Ministros: los mexicanos están secuestrados por la violencia

Alfredo Gutiérrez Ortiz Mena y Luis María Aguilar Morales coincidieron en que nadie con conciencia, con sentido de hacer el bien, puede ser indiferente a las voces de reclamo.
El ministro Alfredo Gutiérrez Ortiz Mena nuevo presidente de la Primera Sala de la Suprema Corte de Justicia de la Nación.
El ministro Alfredo Gutiérrez Ortiz Mena, presidente de la Primera Sala de la Suprema Corte de Justicia de la Nación. (Cuartoscuro/Archivo)

Ciudad de México

México tiene una sociedad con miedo y secuestrada por la violencia, que derivó por los graves sucesos registrados en los últimos tiempos y que ha generado una crisis social, motivo por el cual la prevalencia del Estado de Derecho es indispensable para enfrentar estos retos.

Así lo manifestaron los ministros Alfredo Gutiérrez Ortiz Mena y Luis María Aguilar Morales, quienes señalaron que el Poder Judicial de la Federación (PJF) no va a permitir la impunidad y hará valer la preeminencia de los derechos humanos.

Coincidieron que nadie con conciencia, con sentido de hacer el bien, puede ser indiferente a las voces de reclamo, por lo que reprocharon la violencia, la complicidad y la corrupción que demeritan a México, y aseveraron que a través de decisiones firmes, desde la Corte, se debe demostrar que existe un acceso real a la justicia para las víctimas.

> Datos mostrados:
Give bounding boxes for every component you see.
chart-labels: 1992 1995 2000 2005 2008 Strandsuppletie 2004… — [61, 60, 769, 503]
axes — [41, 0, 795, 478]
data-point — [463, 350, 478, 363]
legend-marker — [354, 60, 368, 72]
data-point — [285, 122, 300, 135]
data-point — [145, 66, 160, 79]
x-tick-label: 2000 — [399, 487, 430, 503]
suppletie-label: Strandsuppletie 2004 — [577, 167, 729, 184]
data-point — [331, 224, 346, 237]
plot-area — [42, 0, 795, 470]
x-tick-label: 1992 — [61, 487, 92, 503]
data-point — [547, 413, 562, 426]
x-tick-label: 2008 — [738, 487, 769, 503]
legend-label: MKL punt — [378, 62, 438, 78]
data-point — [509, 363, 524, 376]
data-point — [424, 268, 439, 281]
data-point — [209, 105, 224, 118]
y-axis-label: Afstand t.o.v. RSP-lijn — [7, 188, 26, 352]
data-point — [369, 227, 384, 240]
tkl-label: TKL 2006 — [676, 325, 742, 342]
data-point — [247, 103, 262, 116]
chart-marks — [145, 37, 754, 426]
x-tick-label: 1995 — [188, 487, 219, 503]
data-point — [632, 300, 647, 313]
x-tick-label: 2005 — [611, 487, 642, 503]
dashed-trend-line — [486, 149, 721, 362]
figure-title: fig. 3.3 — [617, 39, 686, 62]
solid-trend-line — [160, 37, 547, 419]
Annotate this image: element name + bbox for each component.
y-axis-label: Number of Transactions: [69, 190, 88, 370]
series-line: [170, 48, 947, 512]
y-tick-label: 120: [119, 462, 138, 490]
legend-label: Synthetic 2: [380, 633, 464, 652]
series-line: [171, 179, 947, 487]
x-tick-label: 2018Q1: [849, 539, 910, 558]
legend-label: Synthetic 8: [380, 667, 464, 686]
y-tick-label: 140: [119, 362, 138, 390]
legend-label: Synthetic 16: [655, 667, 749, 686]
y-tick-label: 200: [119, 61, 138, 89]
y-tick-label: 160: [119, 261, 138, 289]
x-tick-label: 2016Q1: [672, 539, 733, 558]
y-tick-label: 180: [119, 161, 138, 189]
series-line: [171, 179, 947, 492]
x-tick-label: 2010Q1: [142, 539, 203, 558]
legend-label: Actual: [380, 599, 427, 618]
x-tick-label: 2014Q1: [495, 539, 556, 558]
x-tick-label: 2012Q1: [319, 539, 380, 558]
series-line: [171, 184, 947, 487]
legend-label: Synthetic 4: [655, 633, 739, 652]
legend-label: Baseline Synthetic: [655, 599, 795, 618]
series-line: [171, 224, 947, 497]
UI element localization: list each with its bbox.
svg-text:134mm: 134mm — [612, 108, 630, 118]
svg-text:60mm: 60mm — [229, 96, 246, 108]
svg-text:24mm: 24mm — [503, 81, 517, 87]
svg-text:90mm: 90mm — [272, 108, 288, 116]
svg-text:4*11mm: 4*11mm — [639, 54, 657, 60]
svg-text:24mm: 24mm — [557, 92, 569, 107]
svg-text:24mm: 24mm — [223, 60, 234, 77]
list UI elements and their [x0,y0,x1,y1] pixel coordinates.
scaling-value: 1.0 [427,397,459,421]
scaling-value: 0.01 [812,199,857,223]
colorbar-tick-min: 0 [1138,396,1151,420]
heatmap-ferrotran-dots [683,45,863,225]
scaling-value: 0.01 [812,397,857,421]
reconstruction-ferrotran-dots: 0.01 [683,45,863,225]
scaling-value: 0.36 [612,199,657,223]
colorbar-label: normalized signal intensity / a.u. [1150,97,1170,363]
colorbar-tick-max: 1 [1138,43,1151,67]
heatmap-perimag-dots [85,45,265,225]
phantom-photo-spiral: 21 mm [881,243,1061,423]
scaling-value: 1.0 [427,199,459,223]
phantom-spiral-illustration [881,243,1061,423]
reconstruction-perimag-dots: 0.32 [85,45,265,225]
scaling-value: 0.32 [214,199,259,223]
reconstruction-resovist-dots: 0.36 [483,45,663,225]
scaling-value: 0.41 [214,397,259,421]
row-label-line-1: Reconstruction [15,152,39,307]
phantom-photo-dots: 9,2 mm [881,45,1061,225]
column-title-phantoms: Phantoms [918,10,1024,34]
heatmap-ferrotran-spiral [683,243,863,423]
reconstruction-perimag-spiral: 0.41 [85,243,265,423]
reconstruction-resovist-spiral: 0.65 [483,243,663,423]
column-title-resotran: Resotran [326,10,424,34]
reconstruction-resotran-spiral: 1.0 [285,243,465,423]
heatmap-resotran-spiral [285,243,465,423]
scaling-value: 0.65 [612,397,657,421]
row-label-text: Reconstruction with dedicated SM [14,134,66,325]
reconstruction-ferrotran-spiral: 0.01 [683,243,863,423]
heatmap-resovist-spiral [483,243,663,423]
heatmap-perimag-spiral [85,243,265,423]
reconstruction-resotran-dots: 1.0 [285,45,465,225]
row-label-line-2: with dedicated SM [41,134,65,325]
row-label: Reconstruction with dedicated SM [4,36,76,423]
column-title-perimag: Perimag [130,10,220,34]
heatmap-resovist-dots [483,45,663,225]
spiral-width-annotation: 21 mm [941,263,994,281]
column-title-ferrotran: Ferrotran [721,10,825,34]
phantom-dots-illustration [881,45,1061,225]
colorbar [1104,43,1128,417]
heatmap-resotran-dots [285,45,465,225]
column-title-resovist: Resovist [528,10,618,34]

> Preguntas planteadas:
A) Edite el fragmento de la nota sobre la violencia en México que va desde "Ministros: los mexicanos" hasta "enfrentar estos retos.", ambos incluidos, y sustituya "violencia" por "inseguridad".
B) Prosiga la nota sobre la violencia en México a partir de su última oración.

> Respuestas propuestas:
A)
Ministros: los mexicanos están secuestrados por la inseguridad

Alfredo Gutiérrez Ortiz Mena y Luis María Aguilar Morales coincidieron en que nadie con conciencia, con sentido de hacer el bien, puede ser indiferente a las voces de reclamo.
El ministro Alfredo Gutiérrez Ortiz Mena nuevo presidente de la Primera Sala de la Suprema Corte de Justicia de la Nación.
El ministro Alfredo Gutiérrez Ortiz Mena, presidente de la Primera Sala de la Suprema Corte de Justicia de la Nación. (Cuartoscuro/Archivo)

Ciudad de México

México tiene una sociedad con miedo y secuestrada por la inseguridad, que derivó por los graves sucesos registrados en los últimos tiempos y que ha generado una crisis social, motivo por el cual la prevalencia del Estado de Derecho es indispensable para enfrentar estos retos.

B)
Al rendir sus informes de labores como presidentes de la Primera y Segunda Sala de la Suprema Corte de Justicia de la Nación (SCJN), respectivamente, y quienes aspiran a presidir la presidencia del Alto Tribunal y del Consejo de la Judicatura Federal (CJF), a partir del próximo 2 de enero, externaron su preocupación por lo que ocurre en el país.

Ortiz Mena declaró: "hoy –hay que decirlo- nuestro país atraviesa por una crisis social. Los grandes eventos sucedidos en nuestro territorio en los últimos tiempos así lo demuestran. Tenemos una sociedad con miedo secuestrada por la violencia. Que quede claro: el Poder Judicial de la Federación no va a permitir la impunidad".

Subrayó que como garantes de los derechos humanos, no escatimarán esfuerzos para combatir la impunidad, por lo que "nadie está exento de ese escrutinio".

Mena aseveró que la sociedad ya está cansada de la violencia que impera en el país, ciudadanía que busca una respuesta.

"Debemos –hoy más que nunca- transmitir a la población que el Poder Judicial –reitero- no va a permitir la perpetuación de la violencia ni la impunidad. La sociedad –ya sabe- está cansada y busca una respuesta", expresó.

Mencionó que desde el PJF se debe ir un paso adelante y responder a la legítima preocupación social, porque la población confía en que, ante la gravedad de los hechos que vivimos, la ley se cumpla en beneficio de la gente.

Al respecto, el ministro Luis María Aguilar Morales comentó que pocas veces en la historia de nuestro país la prevalencia del Estado de Derecho se hace indispensable para enfrentar los retos que la delincuencia y la corrupción generan en toda la vida nacional.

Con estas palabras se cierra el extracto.